*SUPPLIED INFORMATION*
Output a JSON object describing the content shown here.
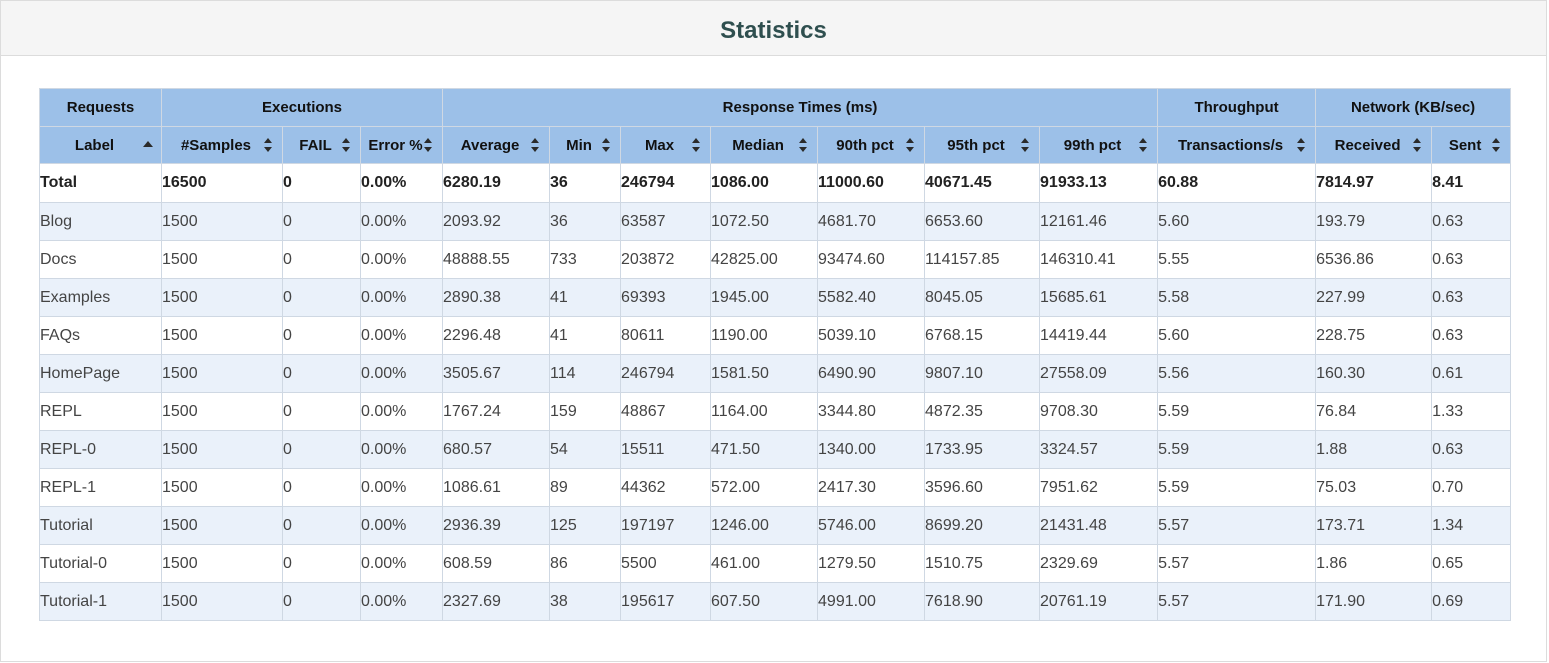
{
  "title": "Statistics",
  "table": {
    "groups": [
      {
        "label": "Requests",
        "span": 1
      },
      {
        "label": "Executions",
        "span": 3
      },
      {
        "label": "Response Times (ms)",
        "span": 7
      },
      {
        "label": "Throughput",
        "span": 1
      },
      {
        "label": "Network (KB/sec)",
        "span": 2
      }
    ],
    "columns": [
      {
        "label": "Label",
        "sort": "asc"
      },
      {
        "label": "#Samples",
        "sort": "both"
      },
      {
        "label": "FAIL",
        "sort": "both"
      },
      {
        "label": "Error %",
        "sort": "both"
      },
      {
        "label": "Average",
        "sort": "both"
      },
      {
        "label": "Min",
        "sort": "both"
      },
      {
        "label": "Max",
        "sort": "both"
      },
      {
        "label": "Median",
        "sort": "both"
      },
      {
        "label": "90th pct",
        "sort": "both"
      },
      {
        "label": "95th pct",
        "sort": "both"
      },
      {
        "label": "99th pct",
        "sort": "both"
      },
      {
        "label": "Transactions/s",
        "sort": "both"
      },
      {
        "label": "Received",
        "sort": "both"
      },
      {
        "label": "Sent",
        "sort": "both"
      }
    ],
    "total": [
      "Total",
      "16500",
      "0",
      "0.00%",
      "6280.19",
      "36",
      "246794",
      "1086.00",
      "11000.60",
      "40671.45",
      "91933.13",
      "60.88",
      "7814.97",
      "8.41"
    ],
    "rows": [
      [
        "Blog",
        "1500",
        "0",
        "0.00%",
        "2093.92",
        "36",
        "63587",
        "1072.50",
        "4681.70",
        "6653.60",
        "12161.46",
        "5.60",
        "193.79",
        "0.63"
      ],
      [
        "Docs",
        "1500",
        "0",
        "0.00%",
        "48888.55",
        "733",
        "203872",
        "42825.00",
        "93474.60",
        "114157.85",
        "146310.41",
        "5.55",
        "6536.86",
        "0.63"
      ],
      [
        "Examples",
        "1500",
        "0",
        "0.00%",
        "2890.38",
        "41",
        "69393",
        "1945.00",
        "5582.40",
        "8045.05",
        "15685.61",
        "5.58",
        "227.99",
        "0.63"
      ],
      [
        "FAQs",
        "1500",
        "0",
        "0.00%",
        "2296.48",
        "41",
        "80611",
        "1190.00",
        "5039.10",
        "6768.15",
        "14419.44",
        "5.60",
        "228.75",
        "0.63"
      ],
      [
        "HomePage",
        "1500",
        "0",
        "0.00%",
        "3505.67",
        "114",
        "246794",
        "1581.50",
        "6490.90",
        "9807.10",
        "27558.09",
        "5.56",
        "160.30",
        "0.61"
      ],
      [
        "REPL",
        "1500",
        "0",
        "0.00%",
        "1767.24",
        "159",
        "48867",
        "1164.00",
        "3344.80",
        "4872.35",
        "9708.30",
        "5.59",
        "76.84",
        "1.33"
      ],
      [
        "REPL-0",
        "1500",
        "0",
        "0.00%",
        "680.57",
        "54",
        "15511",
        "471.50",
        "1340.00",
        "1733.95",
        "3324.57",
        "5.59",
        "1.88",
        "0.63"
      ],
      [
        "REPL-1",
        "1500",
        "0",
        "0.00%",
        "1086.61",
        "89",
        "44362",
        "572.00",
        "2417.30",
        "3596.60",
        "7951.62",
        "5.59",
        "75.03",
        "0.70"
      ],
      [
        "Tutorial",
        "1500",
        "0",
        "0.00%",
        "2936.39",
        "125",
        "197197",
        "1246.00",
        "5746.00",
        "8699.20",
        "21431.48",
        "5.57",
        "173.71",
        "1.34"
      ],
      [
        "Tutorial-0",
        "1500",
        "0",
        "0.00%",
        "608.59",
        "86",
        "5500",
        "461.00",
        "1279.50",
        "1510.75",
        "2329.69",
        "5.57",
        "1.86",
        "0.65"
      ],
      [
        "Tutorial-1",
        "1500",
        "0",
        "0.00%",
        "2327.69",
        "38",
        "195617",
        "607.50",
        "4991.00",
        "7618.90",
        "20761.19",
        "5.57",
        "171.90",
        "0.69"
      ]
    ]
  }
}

*WHAT THE EXERCISE ASKS*
Reproduce the listing exactly. Leave its pictures out.

*EXERCISE ANSWER*
Output a JSON object describing the content shown here.
{
  "title": "Statistics",
  "table": {
    "groups": [
      {
        "label": "Requests",
        "span": 1
      },
      {
        "label": "Executions",
        "span": 3
      },
      {
        "label": "Response Times (ms)",
        "span": 7
      },
      {
        "label": "Throughput",
        "span": 1
      },
      {
        "label": "Network (KB/sec)",
        "span": 2
      }
    ],
    "columns": [
      {
        "label": "Label",
        "sort": "asc"
      },
      {
        "label": "#Samples",
        "sort": "both"
      },
      {
        "label": "FAIL",
        "sort": "both"
      },
      {
        "label": "Error %",
        "sort": "both"
      },
      {
        "label": "Average",
        "sort": "both"
      },
      {
        "label": "Min",
        "sort": "both"
      },
      {
        "label": "Max",
        "sort": "both"
      },
      {
        "label": "Median",
        "sort": "both"
      },
      {
        "label": "90th pct",
        "sort": "both"
      },
      {
        "label": "95th pct",
        "sort": "both"
      },
      {
        "label": "99th pct",
        "sort": "both"
      },
      {
        "label": "Transactions/s",
        "sort": "both"
      },
      {
        "label": "Received",
        "sort": "both"
      },
      {
        "label": "Sent",
        "sort": "both"
      }
    ],
    "total": [
      "Total",
      "16500",
      "0",
      "0.00%",
      "6280.19",
      "36",
      "246794",
      "1086.00",
      "11000.60",
      "40671.45",
      "91933.13",
      "60.88",
      "7814.97",
      "8.41"
    ],
    "rows": [
      [
        "Blog",
        "1500",
        "0",
        "0.00%",
        "2093.92",
        "36",
        "63587",
        "1072.50",
        "4681.70",
        "6653.60",
        "12161.46",
        "5.60",
        "193.79",
        "0.63"
      ],
      [
        "Docs",
        "1500",
        "0",
        "0.00%",
        "48888.55",
        "733",
        "203872",
        "42825.00",
        "93474.60",
        "114157.85",
        "146310.41",
        "5.55",
        "6536.86",
        "0.63"
      ],
      [
        "Examples",
        "1500",
        "0",
        "0.00%",
        "2890.38",
        "41",
        "69393",
        "1945.00",
        "5582.40",
        "8045.05",
        "15685.61",
        "5.58",
        "227.99",
        "0.63"
      ],
      [
        "FAQs",
        "1500",
        "0",
        "0.00%",
        "2296.48",
        "41",
        "80611",
        "1190.00",
        "5039.10",
        "6768.15",
        "14419.44",
        "5.60",
        "228.75",
        "0.63"
      ],
      [
        "HomePage",
        "1500",
        "0",
        "0.00%",
        "3505.67",
        "114",
        "246794",
        "1581.50",
        "6490.90",
        "9807.10",
        "27558.09",
        "5.56",
        "160.30",
        "0.61"
      ],
      [
        "REPL",
        "1500",
        "0",
        "0.00%",
        "1767.24",
        "159",
        "48867",
        "1164.00",
        "3344.80",
        "4872.35",
        "9708.30",
        "5.59",
        "76.84",
        "1.33"
      ],
      [
        "REPL-0",
        "1500",
        "0",
        "0.00%",
        "680.57",
        "54",
        "15511",
        "471.50",
        "1340.00",
        "1733.95",
        "3324.57",
        "5.59",
        "1.88",
        "0.63"
      ],
      [
        "REPL-1",
        "1500",
        "0",
        "0.00%",
        "1086.61",
        "89",
        "44362",
        "572.00",
        "2417.30",
        "3596.60",
        "7951.62",
        "5.59",
        "75.03",
        "0.70"
      ],
      [
        "Tutorial",
        "1500",
        "0",
        "0.00%",
        "2936.39",
        "125",
        "197197",
        "1246.00",
        "5746.00",
        "8699.20",
        "21431.48",
        "5.57",
        "173.71",
        "1.34"
      ],
      [
        "Tutorial-0",
        "1500",
        "0",
        "0.00%",
        "608.59",
        "86",
        "5500",
        "461.00",
        "1279.50",
        "1510.75",
        "2329.69",
        "5.57",
        "1.86",
        "0.65"
      ],
      [
        "Tutorial-1",
        "1500",
        "0",
        "0.00%",
        "2327.69",
        "38",
        "195617",
        "607.50",
        "4991.00",
        "7618.90",
        "20761.19",
        "5.57",
        "171.90",
        "0.69"
      ]
    ]
  }
}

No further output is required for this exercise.